Work to be completed:
Give every line below again, exactly.

Exercise material:
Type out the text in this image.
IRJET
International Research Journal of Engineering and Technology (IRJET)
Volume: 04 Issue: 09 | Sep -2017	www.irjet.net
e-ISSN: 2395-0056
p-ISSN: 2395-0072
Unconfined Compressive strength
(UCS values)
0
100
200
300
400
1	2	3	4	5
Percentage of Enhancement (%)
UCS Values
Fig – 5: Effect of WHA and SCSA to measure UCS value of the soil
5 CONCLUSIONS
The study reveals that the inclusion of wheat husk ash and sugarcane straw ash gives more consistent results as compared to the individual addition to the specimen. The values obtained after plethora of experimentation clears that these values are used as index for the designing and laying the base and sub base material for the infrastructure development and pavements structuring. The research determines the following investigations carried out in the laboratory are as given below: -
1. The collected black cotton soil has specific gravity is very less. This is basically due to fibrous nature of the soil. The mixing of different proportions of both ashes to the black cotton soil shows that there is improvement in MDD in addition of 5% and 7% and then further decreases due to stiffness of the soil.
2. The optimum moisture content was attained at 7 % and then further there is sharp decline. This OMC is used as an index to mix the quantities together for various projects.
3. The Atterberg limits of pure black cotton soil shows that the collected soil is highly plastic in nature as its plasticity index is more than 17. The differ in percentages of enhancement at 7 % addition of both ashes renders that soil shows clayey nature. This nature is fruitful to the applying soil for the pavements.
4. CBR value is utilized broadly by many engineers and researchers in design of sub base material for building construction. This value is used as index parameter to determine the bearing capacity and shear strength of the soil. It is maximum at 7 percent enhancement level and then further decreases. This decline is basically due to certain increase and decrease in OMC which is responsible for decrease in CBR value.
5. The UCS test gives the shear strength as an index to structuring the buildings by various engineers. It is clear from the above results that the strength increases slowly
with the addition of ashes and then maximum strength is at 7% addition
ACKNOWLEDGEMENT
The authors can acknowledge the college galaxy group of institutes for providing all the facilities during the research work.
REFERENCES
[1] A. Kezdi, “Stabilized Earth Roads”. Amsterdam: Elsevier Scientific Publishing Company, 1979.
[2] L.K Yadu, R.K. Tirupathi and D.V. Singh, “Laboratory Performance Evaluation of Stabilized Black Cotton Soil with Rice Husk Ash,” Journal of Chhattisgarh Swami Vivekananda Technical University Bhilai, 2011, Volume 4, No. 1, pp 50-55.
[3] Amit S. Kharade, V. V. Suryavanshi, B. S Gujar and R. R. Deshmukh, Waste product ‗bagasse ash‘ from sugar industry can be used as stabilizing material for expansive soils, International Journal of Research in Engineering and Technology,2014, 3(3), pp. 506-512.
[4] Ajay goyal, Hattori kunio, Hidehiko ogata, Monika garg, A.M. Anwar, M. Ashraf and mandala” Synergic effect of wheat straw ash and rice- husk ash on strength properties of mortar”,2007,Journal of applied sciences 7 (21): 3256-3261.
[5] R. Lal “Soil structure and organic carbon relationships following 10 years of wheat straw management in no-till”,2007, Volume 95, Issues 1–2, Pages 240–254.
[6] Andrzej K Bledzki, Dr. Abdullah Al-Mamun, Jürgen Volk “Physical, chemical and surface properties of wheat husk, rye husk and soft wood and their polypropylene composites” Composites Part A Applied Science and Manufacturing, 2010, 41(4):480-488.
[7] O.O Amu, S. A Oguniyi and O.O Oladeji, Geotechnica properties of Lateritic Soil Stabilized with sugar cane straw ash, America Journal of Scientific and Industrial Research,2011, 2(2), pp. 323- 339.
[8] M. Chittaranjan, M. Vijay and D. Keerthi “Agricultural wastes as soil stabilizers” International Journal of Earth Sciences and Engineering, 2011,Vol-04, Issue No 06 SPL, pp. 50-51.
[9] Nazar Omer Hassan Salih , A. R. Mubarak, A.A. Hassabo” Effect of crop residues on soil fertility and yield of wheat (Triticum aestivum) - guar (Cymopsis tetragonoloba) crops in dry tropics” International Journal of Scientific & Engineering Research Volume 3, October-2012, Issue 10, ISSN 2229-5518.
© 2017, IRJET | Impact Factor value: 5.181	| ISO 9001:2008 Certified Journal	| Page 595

Answer for the task:
Type out the text in this image.
IRJET
International Research Journal of Engineering and Technology (IRJET)
Volume: 04 Issue: 09 | Sep -2017	www.irjet.net
e-ISSN: 2395-0056
p-ISSN: 2395-0072
Unconfined Compressive strength
(UCS values)
0
100
200
300
400
1	2	3	4	5
Percentage of Enhancement (%)
UCS Values
Fig – 5: Effect of WHA and SCSA to measure UCS value of the soil
5 CONCLUSIONS
The study reveals that the inclusion of wheat husk ash and sugarcane straw ash gives more consistent results as compared to the individual addition to the specimen. The values obtained after plethora of experimentation clears that these values are used as index for the designing and laying the base and sub base material for the infrastructure development and pavements structuring. The research determines the following investigations carried out in the laboratory are as given below: -
1. The collected black cotton soil has specific gravity is very less. This is basically due to fibrous nature of the soil. The mixing of different proportions of both ashes to the black cotton soil shows that there is improvement in MDD in addition of 5% and 7% and then further decreases due to stiffness of the soil.
2. The optimum moisture content was attained at 7 % and then further there is sharp decline. This OMC is used as an index to mix the quantities together for various projects.
3. The Atterberg limits of pure black cotton soil shows that the collected soil is highly plastic in nature as its plasticity index is more than 17. The differ in percentages of enhancement at 7 % addition of both ashes renders that soil shows clayey nature. This nature is fruitful to the applying soil for the pavements.
4. CBR value is utilized broadly by many engineers and researchers in design of sub base material for building construction. This value is used as index parameter to determine the bearing capacity and shear strength of the soil. It is maximum at 7 percent enhancement level and then further decreases. This decline is basically due to certain increase and decrease in OMC which is responsible for decrease in CBR value.
5. The UCS test gives the shear strength as an index to structuring the buildings by various engineers. It is clear from the above results that the strength increases slowly
with the addition of ashes and then maximum strength is at 7% addition
ACKNOWLEDGEMENT
The authors can acknowledge the college galaxy group of institutes for providing all the facilities during the research work.
REFERENCES
[1] A. Kezdi, “Stabilized Earth Roads”. Amsterdam: Elsevier Scientific Publishing Company, 1979.
[2] L.K Yadu, R.K. Tirupathi and D.V. Singh, “Laboratory Performance Evaluation of Stabilized Black Cotton Soil with Rice Husk Ash,” Journal of Chhattisgarh Swami Vivekananda Technical University Bhilai, 2011, Volume 4, No. 1, pp 50-55.
[3] Amit S. Kharade, V. V. Suryavanshi, B. S Gujar and R. R. Deshmukh, Waste product ‗bagasse ash‘ from sugar industry can be used as stabilizing material for expansive soils, International Journal of Research in Engineering and Technology,2014, 3(3), pp. 506-512.
[4] Ajay goyal, Hattori kunio, Hidehiko ogata, Monika garg, A.M. Anwar, M. Ashraf and mandala” Synergic effect of wheat straw ash and rice- husk ash on strength properties of mortar”,2007,Journal of applied sciences 7 (21): 3256-3261.
[5] R. Lal “Soil structure and organic carbon relationships following 10 years of wheat straw management in no-till”,2007, Volume 95, Issues 1–2, Pages 240–254.
[6] Andrzej K Bledzki, Dr. Abdullah Al-Mamun, Jürgen Volk “Physical, chemical and surface properties of wheat husk, rye husk and soft wood and their polypropylene composites” Composites Part A Applied Science and Manufacturing, 2010, 41(4):480-488.
[7] O.O Amu, S. A Oguniyi and O.O Oladeji, Geotechnica properties of Lateritic Soil Stabilized with sugar cane straw ash, America Journal of Scientific and Industrial Research,2011, 2(2), pp. 323- 339.
[8] M. Chittaranjan, M. Vijay and D. Keerthi “Agricultural wastes as soil stabilizers” International Journal of Earth Sciences and Engineering, 2011,Vol-04, Issue No 06 SPL, pp. 50-51.
[9] Nazar Omer Hassan Salih , A. R. Mubarak, A.A. Hassabo” Effect of crop residues on soil fertility and yield of wheat (Triticum aestivum) - guar (Cymopsis tetragonoloba) crops in dry tropics” International Journal of Scientific & Engineering Research Volume 3, October-2012, Issue 10, ISSN 2229-5518.
© 2017, IRJET | Impact Factor value: 5.181	| ISO 9001:2008 Certified Journal	| Page 595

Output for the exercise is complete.